* Stated task *
Rewrite the lines from the one containing "molecule-structure: H 3 C Br [0, 0, 900, 500]" through the end of the material, with "bromine-label" renamed to "label-Br" and nothing else changed. Leave the pictures out.

[Layout region records]
□ □ □ □ □
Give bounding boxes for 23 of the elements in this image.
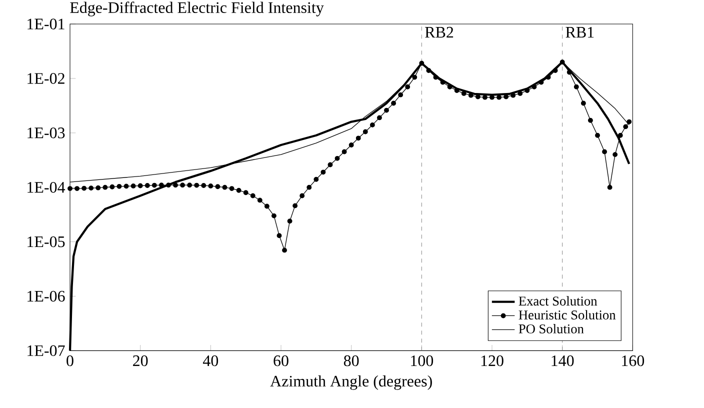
chart-title: Edge-Diffracted Electric Field Intensity [70,2,324,16]
ref-line-label: RB2 [425,26,454,38]
y-tick-label: 1E-03 [28,127,65,138]
y-tick-label: 1E-02 [28,73,64,84]
y-tick-label: 1E-06 [28,290,65,302]
x-tick-label: 100 [411,355,434,366]
x-tick-label: 0 [66,355,74,366]
legend-label: PO Solution [518,324,584,334]
legend-label: Heuristic Solution [518,310,616,320]
x-tick-label: 160 [622,355,644,366]
y-tick-label: 1E-01 [28,18,64,30]
y-tick-label: 1E-04 [28,182,66,193]
y-tick-label: 1E-07 [28,345,65,356]
x-tick-label: 20 [133,355,148,366]
legend-label: Exact Solution [518,296,598,306]
x-tick-label: 60 [274,355,288,366]
x-axis-title: Azimuth Angle (degrees) [270,375,432,390]
x-tick-label: 120 [481,355,504,366]
x-tick-label: 40 [202,355,218,366]
ref-line-label: RB1 [566,26,594,38]
x-tick-label: 140 [552,355,574,366]
y-tick-label: 1E-05 [28,236,65,248]
x-tick-label: 80 [344,355,359,366]
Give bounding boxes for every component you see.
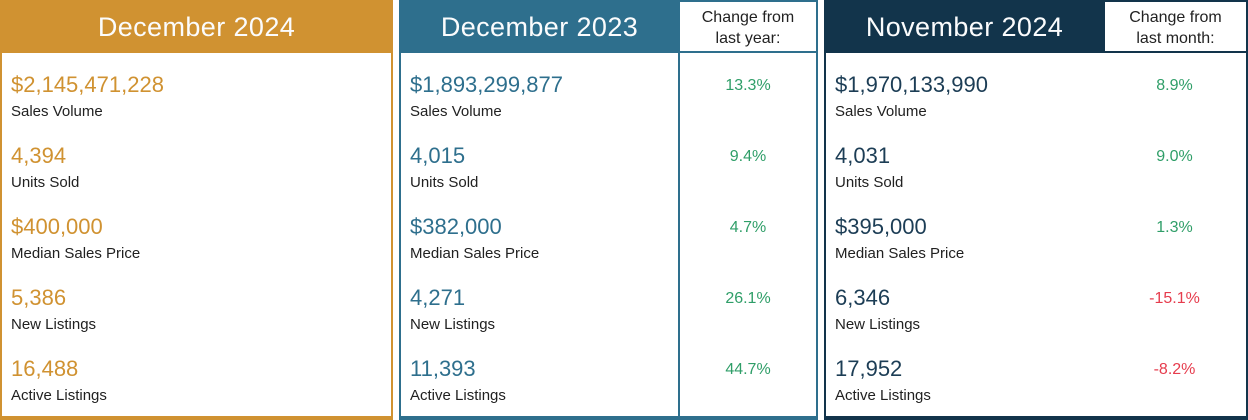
change-value-new-listings: 26.1% (725, 290, 771, 307)
panel-title: December 2024 (2, 2, 391, 53)
change-column-header: Change from last year: (678, 2, 816, 53)
metric-row-active-listings: 17,952 Active Listings (835, 343, 1103, 414)
metric-row-sales-volume: $1,970,133,990 Sales Volume (835, 59, 1103, 130)
change-column-header: Change from last month: (1103, 2, 1246, 53)
metric-value: 4,031 (835, 143, 891, 168)
metric-row-median-sales-price: $382,000 Median Sales Price (410, 201, 678, 272)
change-column: 8.9% 9.0% 1.3% -15.1% -8.2% (1103, 53, 1246, 416)
metric-row-units-sold: 4,015 Units Sold (410, 130, 678, 201)
panel-prior-year-body: $1,893,299,877 Sales Volume 4,015 Units … (401, 53, 816, 416)
panel-title: November 2024 (826, 2, 1103, 53)
change-column: 13.3% 9.4% 4.7% 26.1% 44.7% (678, 53, 816, 416)
metric-value: 4,271 (410, 285, 466, 310)
metric-value: 5,386 (11, 285, 67, 310)
metric-value: $400,000 (11, 214, 103, 239)
metric-value: $1,970,133,990 (835, 72, 988, 97)
metric-row-units-sold: 4,031 Units Sold (835, 130, 1103, 201)
metric-value: 6,346 (835, 285, 891, 310)
panel-prior-year-header: December 2023 Change from last year: (401, 2, 816, 53)
change-value-sales-volume: 8.9% (1156, 77, 1193, 94)
change-value-active-listings: -8.2% (1153, 361, 1196, 378)
metric-value: 11,393 (410, 356, 476, 381)
panel-title: December 2023 (401, 2, 678, 53)
metric-value: 16,488 (11, 356, 79, 381)
panel-prior-year: December 2023 Change from last year: $1,… (399, 0, 818, 420)
metric-value: $2,145,471,228 (11, 72, 164, 97)
metric-label: Median Sales Price (410, 245, 540, 262)
metric-label: New Listings (410, 316, 496, 333)
metric-value: $1,893,299,877 (410, 72, 563, 97)
metric-label: Sales Volume (835, 103, 927, 120)
panel-current-month: December 2024 $2,145,471,228 Sales Volum… (0, 0, 393, 420)
metric-row-units-sold: 4,394 Units Sold (11, 130, 391, 201)
change-value-sales-volume: 13.3% (725, 77, 771, 94)
metric-row-active-listings: 11,393 Active Listings (410, 343, 678, 414)
metric-label: Sales Volume (410, 103, 502, 120)
change-value-units-sold: 9.4% (729, 148, 767, 165)
metric-list: $2,145,471,228 Sales Volume 4,394 Units … (2, 53, 391, 416)
metric-label: Sales Volume (11, 103, 103, 120)
metric-label: Active Listings (410, 387, 506, 404)
metric-label: Median Sales Price (835, 245, 965, 262)
metric-row-new-listings: 5,386 New Listings (11, 272, 391, 343)
metric-label: Units Sold (410, 174, 479, 191)
metric-row-new-listings: 6,346 New Listings (835, 272, 1103, 343)
metric-value: 4,015 (410, 143, 466, 168)
metric-label: Units Sold (11, 174, 80, 191)
metric-label: Units Sold (835, 174, 904, 191)
metric-list: $1,893,299,877 Sales Volume 4,015 Units … (401, 53, 678, 416)
metric-label: New Listings (11, 316, 97, 333)
panel-current-month-header: December 2024 (2, 2, 391, 53)
metric-label: Active Listings (11, 387, 107, 404)
metric-label: Active Listings (835, 387, 931, 404)
change-value-median-sales-price: 1.3% (1156, 219, 1193, 236)
panel-prior-month: November 2024 Change from last month: $1… (824, 0, 1248, 420)
metric-row-new-listings: 4,271 New Listings (410, 272, 678, 343)
metric-label: New Listings (835, 316, 921, 333)
panel-prior-month-header: November 2024 Change from last month: (826, 2, 1246, 53)
metric-row-active-listings: 16,488 Active Listings (11, 343, 391, 414)
change-value-active-listings: 44.7% (725, 361, 771, 378)
panel-prior-month-body: $1,970,133,990 Sales Volume 4,031 Units … (826, 53, 1246, 416)
change-value-units-sold: 9.0% (1156, 148, 1193, 165)
metric-row-median-sales-price: $400,000 Median Sales Price (11, 201, 391, 272)
metric-label: Median Sales Price (11, 245, 141, 262)
panel-current-month-body: $2,145,471,228 Sales Volume 4,394 Units … (2, 53, 391, 416)
metric-value: $382,000 (410, 214, 502, 239)
metric-row-sales-volume: $2,145,471,228 Sales Volume (11, 59, 391, 130)
change-value-new-listings: -15.1% (1149, 290, 1200, 307)
metric-value: 4,394 (11, 143, 67, 168)
change-value-median-sales-price: 4.7% (729, 219, 767, 236)
metric-value: 17,952 (835, 356, 903, 381)
metric-row-median-sales-price: $395,000 Median Sales Price (835, 201, 1103, 272)
metric-value: $395,000 (835, 214, 927, 239)
metric-list: $1,970,133,990 Sales Volume 4,031 Units … (826, 53, 1103, 416)
metric-row-sales-volume: $1,893,299,877 Sales Volume (410, 59, 678, 130)
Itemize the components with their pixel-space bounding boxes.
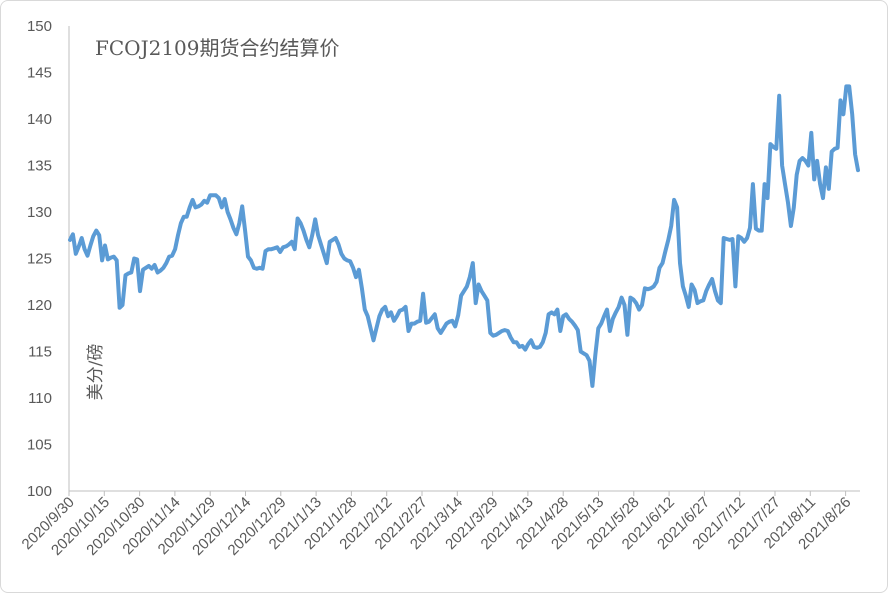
y-tick-label: 120 bbox=[27, 297, 52, 314]
y-tick-label: 135 bbox=[27, 158, 52, 175]
chart-title: FCOJ2109期货合约结算价 bbox=[95, 36, 340, 60]
series-line bbox=[68, 84, 860, 388]
y-tick-label: 125 bbox=[27, 251, 52, 268]
y-tick-label: 140 bbox=[27, 111, 52, 128]
y-axis-label: 美分/磅 bbox=[86, 344, 106, 401]
x-axis: 2020/9/302020/10/152020/10/302020/11/142… bbox=[19, 490, 860, 559]
y-tick-label: 100 bbox=[27, 483, 52, 500]
y-tick-label: 145 bbox=[27, 65, 52, 82]
y-tick-label: 105 bbox=[27, 437, 52, 454]
y-tick-label: 115 bbox=[28, 344, 52, 361]
y-tick-label: 130 bbox=[27, 204, 52, 221]
y-tick-label: 110 bbox=[28, 390, 52, 407]
y-tick-label: 150 bbox=[27, 18, 52, 35]
plot-area bbox=[68, 84, 860, 388]
y-axis: 100 105 110 115 120 125 130 135 140 145 150 bbox=[27, 18, 70, 500]
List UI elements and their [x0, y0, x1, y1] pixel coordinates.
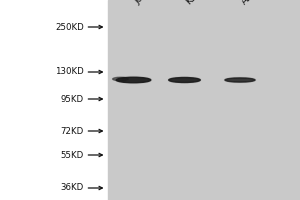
- Ellipse shape: [112, 77, 128, 81]
- Ellipse shape: [116, 76, 152, 84]
- Ellipse shape: [225, 78, 255, 82]
- Ellipse shape: [168, 77, 201, 83]
- Text: 130KD: 130KD: [55, 68, 84, 76]
- Text: 36KD: 36KD: [61, 184, 84, 192]
- Text: K562: K562: [184, 0, 207, 6]
- Bar: [108, 0, 300, 200]
- Text: 55KD: 55KD: [61, 150, 84, 160]
- Ellipse shape: [116, 77, 151, 83]
- Text: 72KD: 72KD: [61, 127, 84, 136]
- Text: Jurkat: Jurkat: [134, 0, 158, 6]
- Text: 95KD: 95KD: [61, 95, 84, 104]
- Ellipse shape: [224, 77, 256, 83]
- Ellipse shape: [169, 77, 200, 82]
- Text: A549: A549: [240, 0, 263, 6]
- Text: 250KD: 250KD: [55, 22, 84, 31]
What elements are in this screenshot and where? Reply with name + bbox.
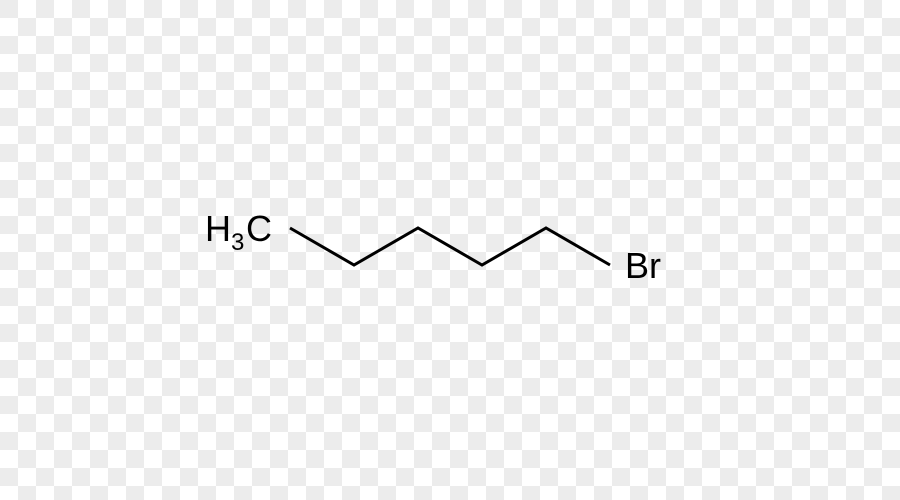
molecule-structure: H 3 C Br [0, 0, 900, 500]
label-H: H [205, 208, 231, 249]
label-C: C [246, 208, 272, 249]
figure-canvas: H 3 C Br [0, 0, 900, 500]
carbon-chain [290, 228, 610, 265]
label-sub3: 3 [231, 229, 244, 256]
bromine-label: Br [625, 245, 661, 286]
methyl-label: H 3 C [205, 208, 272, 256]
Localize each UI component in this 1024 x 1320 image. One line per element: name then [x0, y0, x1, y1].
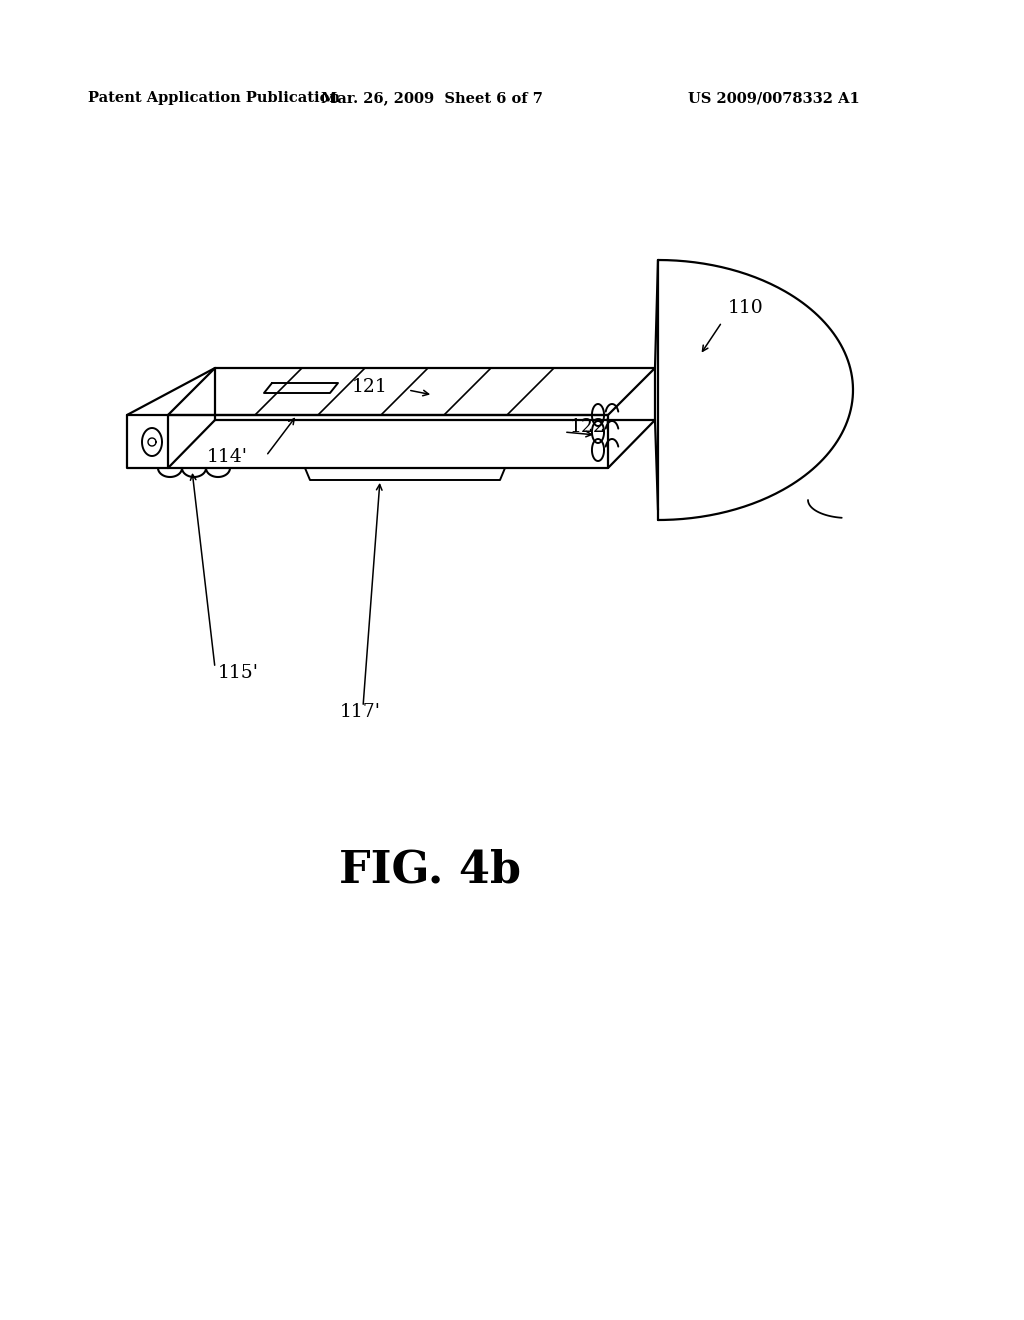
□ □ □ □ □
* Solution *
molecule-structure: H 3 C Br [0, 0, 900, 500]
label-H: H [205, 208, 231, 249]
label-C: C [246, 208, 272, 249]
figure-canvas: H 3 C Br [0, 0, 900, 500]
carbon-chain [290, 228, 610, 265]
label-sub3: 3 [231, 229, 244, 256]
label-Br: Br [625, 245, 661, 286]
methyl-label: H 3 C [205, 208, 272, 256]
Localize each UI component in this 1024 x 1320 image. One line per element: name then [x0, y0, x1, y1].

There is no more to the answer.